Stars du Ramadan, les qatayef sont toujours produits artisanalement dans la vieille ville de Jérusalem. Petit tour derrière les fourneaux des Hidmi, maîtres dans le domaine depuis plus de 50 ans.


Les gestes sont calibrés. Maîtrisés. Répétés une centaine de fois. Chez les Hidmi, on fabrique des qatayef de père en fils depuis 1960, mais seulement un mois par an. Pendant Ramadan, la famille transforme son restaurant de falafels, qui a pignon sur rue à l’entrée de la porte de Damas dans la vieille ville de Jérusalem, en usine à qatayef, l’incontournable dessert du mois de jeûne musulman.

« Il n’y a pas de vrai iftar (repas de rupture du jeûne, ndlr), sans qatayef », souligne, Eyad, le propriétaire de l’échoppe, d’un ton grave mais rieur. Traditionnellement, le petit pancake est fourré avec des noix à la cannelle, ou du fromage akkawi, plié en deux, et imbibé de sirop après un passage au four. Son histoire s’est perdue avec la tradition : certains estiment qu’ils remontent au califat abbasside (750-1258 ap. J.-C.), parce qu’ils sont mentionnés dans le Livre des Plats, un livre de recettes arabe écrit par Ibn Sayyar al-Warraq au Xe siècle. La friandise est consommée dans tout le Levant.

**DONNÉES EXTRAITES**
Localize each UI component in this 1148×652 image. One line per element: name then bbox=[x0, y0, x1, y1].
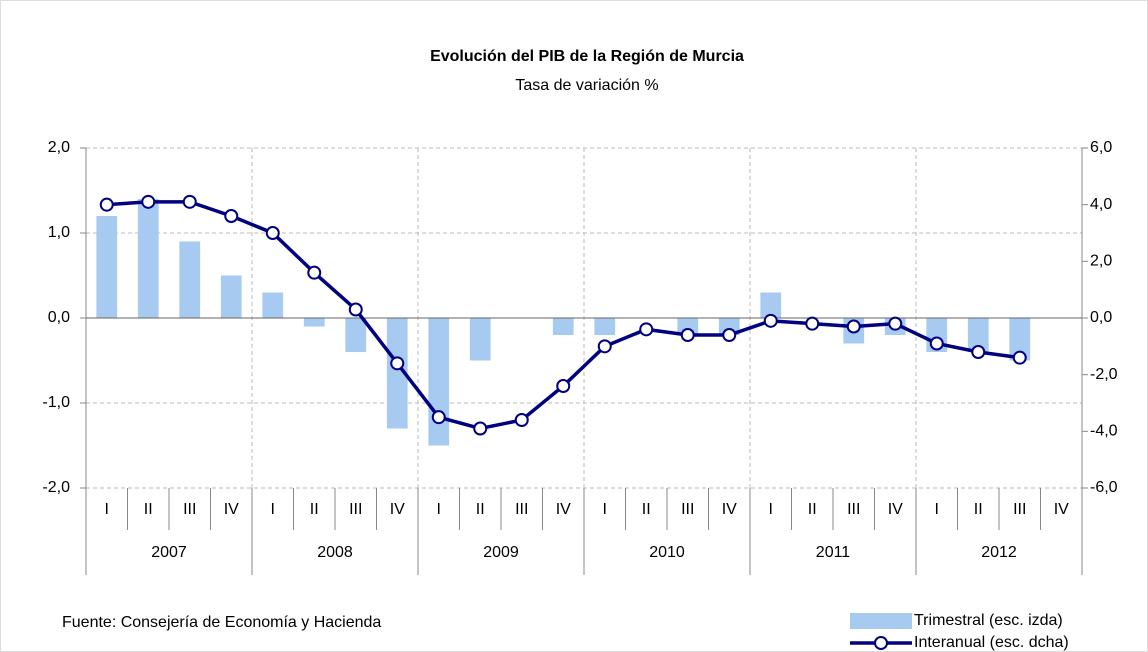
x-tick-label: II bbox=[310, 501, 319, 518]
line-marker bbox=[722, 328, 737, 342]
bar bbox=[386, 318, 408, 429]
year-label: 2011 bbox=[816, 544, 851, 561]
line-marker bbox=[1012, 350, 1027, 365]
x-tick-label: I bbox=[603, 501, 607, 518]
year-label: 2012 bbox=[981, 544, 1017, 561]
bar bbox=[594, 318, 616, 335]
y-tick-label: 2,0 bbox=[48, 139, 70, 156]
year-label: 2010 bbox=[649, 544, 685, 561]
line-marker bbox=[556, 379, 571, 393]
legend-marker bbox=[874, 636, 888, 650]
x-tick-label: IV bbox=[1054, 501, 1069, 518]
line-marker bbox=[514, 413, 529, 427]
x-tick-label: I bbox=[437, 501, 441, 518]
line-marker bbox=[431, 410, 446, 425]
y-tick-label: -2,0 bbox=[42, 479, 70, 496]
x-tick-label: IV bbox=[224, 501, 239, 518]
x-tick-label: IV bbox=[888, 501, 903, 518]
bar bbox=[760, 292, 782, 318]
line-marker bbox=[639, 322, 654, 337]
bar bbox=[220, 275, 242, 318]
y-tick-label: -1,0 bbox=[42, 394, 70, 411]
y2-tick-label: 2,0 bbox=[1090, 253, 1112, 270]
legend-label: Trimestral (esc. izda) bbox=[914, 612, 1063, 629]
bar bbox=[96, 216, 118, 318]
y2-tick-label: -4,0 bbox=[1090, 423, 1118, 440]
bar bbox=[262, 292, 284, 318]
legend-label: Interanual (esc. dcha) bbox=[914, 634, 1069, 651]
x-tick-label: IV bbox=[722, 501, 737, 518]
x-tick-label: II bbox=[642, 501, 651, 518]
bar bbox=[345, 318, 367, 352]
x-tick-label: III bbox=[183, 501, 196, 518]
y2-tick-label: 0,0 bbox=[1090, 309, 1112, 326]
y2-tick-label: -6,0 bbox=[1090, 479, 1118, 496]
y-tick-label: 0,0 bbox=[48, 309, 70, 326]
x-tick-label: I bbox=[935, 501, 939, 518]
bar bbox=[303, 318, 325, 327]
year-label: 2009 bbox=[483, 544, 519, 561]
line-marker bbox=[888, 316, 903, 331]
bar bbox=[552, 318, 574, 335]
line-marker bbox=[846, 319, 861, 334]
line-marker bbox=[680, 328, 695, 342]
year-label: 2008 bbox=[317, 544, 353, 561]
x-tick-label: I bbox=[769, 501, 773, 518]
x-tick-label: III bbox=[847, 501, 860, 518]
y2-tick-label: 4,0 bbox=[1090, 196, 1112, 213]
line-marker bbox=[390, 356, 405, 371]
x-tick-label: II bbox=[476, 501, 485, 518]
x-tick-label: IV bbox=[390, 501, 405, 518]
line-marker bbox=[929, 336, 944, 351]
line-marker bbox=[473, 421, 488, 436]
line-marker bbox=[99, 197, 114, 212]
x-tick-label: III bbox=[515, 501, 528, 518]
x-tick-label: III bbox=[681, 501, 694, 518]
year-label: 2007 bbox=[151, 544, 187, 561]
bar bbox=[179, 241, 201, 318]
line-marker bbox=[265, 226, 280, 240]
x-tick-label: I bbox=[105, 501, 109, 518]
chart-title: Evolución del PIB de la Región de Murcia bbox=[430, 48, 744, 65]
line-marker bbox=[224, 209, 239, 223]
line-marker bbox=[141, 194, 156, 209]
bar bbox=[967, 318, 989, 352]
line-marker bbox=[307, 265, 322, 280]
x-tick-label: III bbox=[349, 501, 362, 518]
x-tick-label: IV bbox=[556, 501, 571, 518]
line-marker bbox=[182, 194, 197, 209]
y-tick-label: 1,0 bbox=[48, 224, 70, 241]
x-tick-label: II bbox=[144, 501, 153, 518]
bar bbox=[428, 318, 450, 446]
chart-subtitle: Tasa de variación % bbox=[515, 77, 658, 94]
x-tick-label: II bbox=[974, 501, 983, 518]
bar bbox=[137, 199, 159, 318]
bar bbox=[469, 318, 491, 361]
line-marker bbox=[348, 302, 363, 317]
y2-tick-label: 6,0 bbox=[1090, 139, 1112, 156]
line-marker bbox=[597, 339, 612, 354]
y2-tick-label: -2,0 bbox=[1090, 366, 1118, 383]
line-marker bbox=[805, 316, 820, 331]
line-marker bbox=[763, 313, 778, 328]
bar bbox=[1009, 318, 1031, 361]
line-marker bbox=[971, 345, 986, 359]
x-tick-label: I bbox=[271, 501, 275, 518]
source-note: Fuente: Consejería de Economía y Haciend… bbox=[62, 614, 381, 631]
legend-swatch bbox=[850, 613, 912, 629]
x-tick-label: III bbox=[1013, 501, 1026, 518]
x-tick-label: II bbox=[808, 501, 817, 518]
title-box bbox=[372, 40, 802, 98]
...
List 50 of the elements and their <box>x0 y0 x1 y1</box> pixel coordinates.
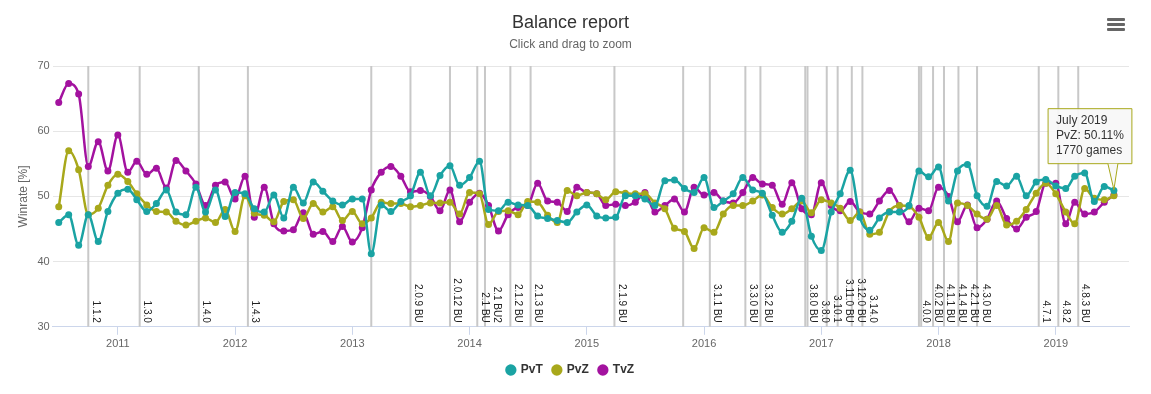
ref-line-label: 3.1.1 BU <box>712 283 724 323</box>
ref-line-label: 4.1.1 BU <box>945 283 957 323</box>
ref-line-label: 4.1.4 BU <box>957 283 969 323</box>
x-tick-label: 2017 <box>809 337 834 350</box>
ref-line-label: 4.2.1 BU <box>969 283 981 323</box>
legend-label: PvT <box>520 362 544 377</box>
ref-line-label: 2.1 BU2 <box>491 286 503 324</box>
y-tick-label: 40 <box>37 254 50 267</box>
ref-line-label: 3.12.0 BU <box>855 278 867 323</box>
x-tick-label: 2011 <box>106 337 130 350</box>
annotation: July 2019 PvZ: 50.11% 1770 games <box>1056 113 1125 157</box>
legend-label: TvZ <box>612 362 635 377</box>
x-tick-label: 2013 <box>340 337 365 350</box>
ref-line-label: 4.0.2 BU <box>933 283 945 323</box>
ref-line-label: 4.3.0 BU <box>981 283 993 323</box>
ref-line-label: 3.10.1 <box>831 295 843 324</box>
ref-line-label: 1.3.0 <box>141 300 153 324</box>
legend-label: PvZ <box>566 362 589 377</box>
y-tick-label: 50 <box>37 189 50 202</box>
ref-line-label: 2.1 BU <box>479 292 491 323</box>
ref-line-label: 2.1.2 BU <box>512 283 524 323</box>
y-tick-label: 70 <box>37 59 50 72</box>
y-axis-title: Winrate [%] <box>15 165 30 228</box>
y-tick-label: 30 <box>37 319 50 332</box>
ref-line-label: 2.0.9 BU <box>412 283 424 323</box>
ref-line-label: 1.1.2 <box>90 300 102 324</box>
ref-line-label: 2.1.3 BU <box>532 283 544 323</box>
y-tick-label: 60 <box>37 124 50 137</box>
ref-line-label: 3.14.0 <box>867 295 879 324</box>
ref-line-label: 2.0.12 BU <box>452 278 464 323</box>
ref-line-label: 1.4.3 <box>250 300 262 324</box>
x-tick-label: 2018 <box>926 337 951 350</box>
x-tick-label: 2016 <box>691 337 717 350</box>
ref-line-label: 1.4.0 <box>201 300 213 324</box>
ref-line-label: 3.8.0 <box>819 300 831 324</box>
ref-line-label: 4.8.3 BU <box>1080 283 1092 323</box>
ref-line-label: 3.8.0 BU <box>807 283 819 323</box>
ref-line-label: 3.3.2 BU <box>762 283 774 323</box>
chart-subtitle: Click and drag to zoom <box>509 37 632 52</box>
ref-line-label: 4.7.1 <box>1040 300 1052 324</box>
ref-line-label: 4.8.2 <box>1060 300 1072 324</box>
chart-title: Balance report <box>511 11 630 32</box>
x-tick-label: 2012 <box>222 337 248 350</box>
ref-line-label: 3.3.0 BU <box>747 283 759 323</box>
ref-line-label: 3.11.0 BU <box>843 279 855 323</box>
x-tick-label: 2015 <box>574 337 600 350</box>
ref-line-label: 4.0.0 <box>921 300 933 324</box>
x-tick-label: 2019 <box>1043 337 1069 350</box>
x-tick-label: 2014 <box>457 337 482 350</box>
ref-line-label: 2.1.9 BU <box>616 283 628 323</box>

**ÉNONCÉ 1**
Recopiez le passage de l'extrait sur les qatayef qui commence aux mots « Stars du Ramadan, les » et s'arrête après les mots « de jeûne musulman. ».
**ÉNONCÉ 2**
Résumez en deux phrases l'extrait sur les qatayef.
**ÉNONCÉ 3**
Prolongez l'extrait sur les qatayef au-delà de sa dernière phrase.
Les lignes ci-dessus forment un matériau distinct de l'extrait sur les qatayef.

**RÉSULTAT 1**
Stars du Ramadan, les qatayef sont toujours produits artisanalement dans la vieille ville de Jérusalem. Petit tour derrière les fourneaux des Hidmi, maîtres dans le domaine depuis plus de 50 ans.


Les gestes sont calibrés. Maîtrisés. Répétés une centaine de fois. Chez les Hidmi, on fabrique des qatayef de père en fils depuis 1960, mais seulement un mois par an. Pendant Ramadan, la famille transforme son restaurant de falafels, qui a pignon sur rue à l’entrée de la porte de Damas dans la vieille ville de Jérusalem, en usine à qatayef, l’incontournable dessert du mois de jeûne musulman.

**RÉSULTAT 2**
Pendant le Ramadan, la famille Hidmi, qui fabrique des qatayef depuis 1960, transforme son restaurant de falafels situé à l'entrée de la porte de Damas, dans la vieille ville de Jérusalem, en usine à qatayef, le dessert incontournable du mois de jeûne. Ce petit pancake, fourré de noix à la cannelle ou de fromage akkawi, plié en deux, passé au four puis imbibé de sirop, est consommé dans tout le Levant, et certains font remonter son origine au califat abbasside.

**RÉSULTAT 3**
Dans sa version la plus populaire, le qatayef est fourré de noix à la cannelle, ou bien de fromage, avant d’être frit et recouvert de sirop de sucre. Léger. ©Cécile Lemoine

La cuisine des Hidmi est ouverte sur la rue, transformant la production de ces petites crêpes en un véritable spectacle. Dans la file d’attente, on sait ce qu’on vient acheter : « Les qatayef ilhidmi sont les meilleurs de la vielle ville, sourit Asaf. Ils ont une texture et un goût qu’on ne retrouve pas ailleurs ». Elle attendra près de 20 minutes son kilo de pancakes. C’est que la file et longue et la fabrication, traditionnelle.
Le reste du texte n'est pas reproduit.